Y es que tan solo las vistas desde lo alto del cerro ya justifican la visita: los Montes Santerón al norte, el Pico de Ranera al sur, el Macizo de Javalambre al este, el cual conduce ya a Albarracín, no muy lejos de Moya, y la Serranía de Cuenca al oeste. No nos extraña nada que aquellos primeros pobladores tras la Reconquista vieran las posibilidades de este paraje como enclave estratégico.
Los arqueólogos e historiadores diferencian cinco recintos amurallados según la época: siglos XII, XIII y otros tres en el siglo XIV. En el más moderno, en la ladera noreste del cerro, encontramos la estructura fortificada de La Coracha, que incluye el torreón de San Roque y la torre del Agua. La primera de ellas servía como el mencionado puerto seco: por ahí debían pasar las mercancías para continuar su camino, tras pagar el pertinente impuesto.

▶ _FILAS DE DATOS_:
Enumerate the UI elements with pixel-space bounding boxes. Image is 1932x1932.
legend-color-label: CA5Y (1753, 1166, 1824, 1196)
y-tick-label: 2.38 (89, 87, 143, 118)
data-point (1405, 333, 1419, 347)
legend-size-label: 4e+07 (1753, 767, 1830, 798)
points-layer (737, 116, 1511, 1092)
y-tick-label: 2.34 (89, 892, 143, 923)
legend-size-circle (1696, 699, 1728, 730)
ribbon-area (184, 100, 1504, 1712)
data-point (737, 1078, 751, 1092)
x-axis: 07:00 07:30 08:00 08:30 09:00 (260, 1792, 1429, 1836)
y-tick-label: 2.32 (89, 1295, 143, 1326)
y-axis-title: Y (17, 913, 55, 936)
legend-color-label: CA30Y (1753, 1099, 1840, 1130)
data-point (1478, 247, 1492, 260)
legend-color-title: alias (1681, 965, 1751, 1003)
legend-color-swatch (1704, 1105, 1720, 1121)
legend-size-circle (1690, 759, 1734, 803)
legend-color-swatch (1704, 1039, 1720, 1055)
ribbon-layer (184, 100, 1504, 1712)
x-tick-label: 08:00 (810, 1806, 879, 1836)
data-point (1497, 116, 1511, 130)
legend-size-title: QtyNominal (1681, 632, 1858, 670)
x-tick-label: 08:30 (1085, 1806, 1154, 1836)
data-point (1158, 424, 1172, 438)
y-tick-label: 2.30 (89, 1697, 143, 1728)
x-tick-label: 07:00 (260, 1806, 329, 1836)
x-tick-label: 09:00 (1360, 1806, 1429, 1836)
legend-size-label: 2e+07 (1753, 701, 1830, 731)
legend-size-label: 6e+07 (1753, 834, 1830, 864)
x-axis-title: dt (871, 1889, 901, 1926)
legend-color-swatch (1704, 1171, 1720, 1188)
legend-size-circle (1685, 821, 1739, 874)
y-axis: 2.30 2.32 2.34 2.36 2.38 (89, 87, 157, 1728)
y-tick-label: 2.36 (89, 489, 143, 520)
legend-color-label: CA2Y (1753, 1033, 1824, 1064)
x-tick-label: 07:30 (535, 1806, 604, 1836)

▶ _TAREAS REQUERIDAS_:
• 1. Según el texto de referencia sobre el cerro amurallado, ¿por qué no sorprende que los primeros pobladores posteriores a la Reconquista consideraran este paraje un enclave estratégico? Responda en una a tres oraciones.
• 2. Prosiga el texto de referencia sobre el cerro y sus recintos amurallados a partir de su última oración.
Las filas no intervienen en esta labor.

▶ _CONJUNTO DE RESPUESTAS_:
• 1. Desde lo alto del cerro se dominan las vistas en todas direcciones. Se ven los Montes Santerón al norte, el Pico de Ranera al sur, el Macizo de Javalambre al este y la Serranía de Cuenca al oeste. Esa amplitud de vistas explica que se apreciara su valor estratégico.

• 2.
El Castillo Fortaleza es la construcción que domina el cerro con su ruinosa pero evocadora Torre del Homenaje. Así mismo, encontramos diversas iglesias, más o menos ruinosas, a lo largo de nuestro recorrido, entre ellas la iglesia de Santa María la Mayor, que todavía está en uso, así como un hospital, una plaza mayor, el convento y el ayuntamiento, además de numerosas puertas.
Con todo, lo más impactante de Moya es la fusión de la ruina con el agreste paisaje que la circunda, un recuerdo imborrable de uno de los grandes tesoros ocultos de la provincia de Cuenca que desde hace unos años parece despertar su letargo gracias a los proyectos de restauración y rehabilitación.
Por tierras de Moya: de Landete a Villar de Humo
Dejamos ya las inolvidables ruinas de Moya y continuamos ruta hacia Landete y su evocador barrio del Castillo, con sus casas típicas de construcción serrana que se asoman al río Algarra. Un poco más al sur, por la N-330, llegamos a Talayuelas que destaca por su laguna silícea, una de las pocas existentes en España, y el mencionado Pico de Ranera, otro emblema de la zona.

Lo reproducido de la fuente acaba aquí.